Problem = All records below must be retyped exactly.
===
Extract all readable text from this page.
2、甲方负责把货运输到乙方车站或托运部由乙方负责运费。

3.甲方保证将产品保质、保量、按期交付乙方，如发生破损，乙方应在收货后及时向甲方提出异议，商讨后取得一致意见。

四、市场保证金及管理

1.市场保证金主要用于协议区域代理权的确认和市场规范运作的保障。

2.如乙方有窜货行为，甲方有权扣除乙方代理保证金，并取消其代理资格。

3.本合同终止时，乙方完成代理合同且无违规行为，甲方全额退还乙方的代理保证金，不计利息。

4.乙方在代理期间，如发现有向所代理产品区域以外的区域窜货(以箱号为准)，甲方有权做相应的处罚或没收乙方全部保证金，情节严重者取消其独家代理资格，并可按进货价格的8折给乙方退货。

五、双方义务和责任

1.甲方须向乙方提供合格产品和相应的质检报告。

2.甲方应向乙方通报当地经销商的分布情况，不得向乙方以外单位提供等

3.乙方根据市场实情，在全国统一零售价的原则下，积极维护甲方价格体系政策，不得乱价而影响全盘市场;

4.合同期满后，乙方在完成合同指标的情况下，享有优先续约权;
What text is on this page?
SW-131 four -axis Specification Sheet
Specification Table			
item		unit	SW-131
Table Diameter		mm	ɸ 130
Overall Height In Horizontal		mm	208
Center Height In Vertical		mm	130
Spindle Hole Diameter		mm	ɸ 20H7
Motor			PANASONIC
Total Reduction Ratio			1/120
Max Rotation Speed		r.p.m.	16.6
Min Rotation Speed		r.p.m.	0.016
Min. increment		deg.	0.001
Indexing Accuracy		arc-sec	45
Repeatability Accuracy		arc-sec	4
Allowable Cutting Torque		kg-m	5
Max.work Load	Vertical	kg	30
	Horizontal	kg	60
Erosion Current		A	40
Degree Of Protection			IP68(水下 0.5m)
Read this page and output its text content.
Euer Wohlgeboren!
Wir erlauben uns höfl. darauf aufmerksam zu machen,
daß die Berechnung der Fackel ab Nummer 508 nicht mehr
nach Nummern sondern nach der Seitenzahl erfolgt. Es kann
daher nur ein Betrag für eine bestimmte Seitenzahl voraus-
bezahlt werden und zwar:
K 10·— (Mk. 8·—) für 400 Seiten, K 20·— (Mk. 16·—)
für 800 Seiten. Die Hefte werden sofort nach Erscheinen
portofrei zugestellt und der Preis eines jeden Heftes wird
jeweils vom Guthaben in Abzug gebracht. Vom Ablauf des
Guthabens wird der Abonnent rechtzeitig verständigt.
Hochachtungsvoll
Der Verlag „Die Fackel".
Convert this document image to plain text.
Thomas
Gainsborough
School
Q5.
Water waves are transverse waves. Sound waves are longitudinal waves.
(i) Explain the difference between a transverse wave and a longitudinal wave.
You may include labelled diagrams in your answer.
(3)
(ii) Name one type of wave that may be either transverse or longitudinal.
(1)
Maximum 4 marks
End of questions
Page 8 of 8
===
Solution for this exercise =
Extract all readable text from this page.
2、甲方负责把货运输到乙方车站或托运部由乙方负责运费。

3.甲方保证将产品保质、保量、按期交付乙方，如发生破损，乙方应在收货后及时向甲方提出异议，商讨后取得一致意见。

四、市场保证金及管理

1.市场保证金主要用于协议区域代理权的确认和市场规范运作的保障。

2.如乙方有窜货行为，甲方有权扣除乙方代理保证金，并取消其代理资格。

3.本合同终止时，乙方完成代理合同且无违规行为，甲方全额退还乙方的代理保证金，不计利息。

4.乙方在代理期间，如发现有向所代理产品区域以外的区域窜货(以箱号为准)，甲方有权做相应的处罚或没收乙方全部保证金，情节严重者取消其独家代理资格，并可按进货价格的8折给乙方退货。

五、双方义务和责任

1.甲方须向乙方提供合格产品和相应的质检报告。

2.甲方应向乙方通报当地经销商的分布情况，不得向乙方以外单位提供等

3.乙方根据市场实情，在全国统一零售价的原则下，积极维护甲方价格体系政策，不得乱价而影响全盘市场;

4.合同期满后，乙方在完成合同指标的情况下，享有优先续约权;
What text is on this page?
SW-131 four -axis Specification Sheet
Specification Table			
item		unit	SW-131
Table Diameter		mm	ɸ 130
Overall Height In Horizontal		mm	208
Center Height In Vertical		mm	130
Spindle Hole Diameter		mm	ɸ 20H7
Motor			PANASONIC
Total Reduction Ratio			1/120
Max Rotation Speed		r.p.m.	16.6
Min Rotation Speed		r.p.m.	0.016
Min. increment		deg.	0.001
Indexing Accuracy		arc-sec	45
Repeatability Accuracy		arc-sec	4
Allowable Cutting Torque		kg-m	5
Max.work Load	Vertical	kg	30
	Horizontal	kg	60
Erosion Current		A	40
Degree Of Protection			IP68(水下 0.5m)
Read this page and output its text content.
Euer Wohlgeboren!
Wir erlauben uns höfl. darauf aufmerksam zu machen,
daß die Berechnung der Fackel ab Nummer 508 nicht mehr
nach Nummern sondern nach der Seitenzahl erfolgt. Es kann
daher nur ein Betrag für eine bestimmte Seitenzahl voraus-
bezahlt werden und zwar:
K 10·— (Mk. 8·—) für 400 Seiten, K 20·— (Mk. 16·—)
für 800 Seiten. Die Hefte werden sofort nach Erscheinen
portofrei zugestellt und der Preis eines jeden Heftes wird
jeweils vom Guthaben in Abzug gebracht. Vom Ablauf des
Guthabens wird der Abonnent rechtzeitig verständigt.
Hochachtungsvoll
Der Verlag „Die Fackel".
Convert this document image to plain text.
Thomas
Gainsborough
School
Q5.
Water waves are transverse waves. Sound waves are longitudinal waves.
(i) Explain the difference between a transverse wave and a longitudinal wave.
You may include labelled diagrams in your answer.
(3)
(ii) Name one type of wave that may be either transverse or longitudinal.
(1)
Maximum 4 marks
End of questions
Page 8 of 8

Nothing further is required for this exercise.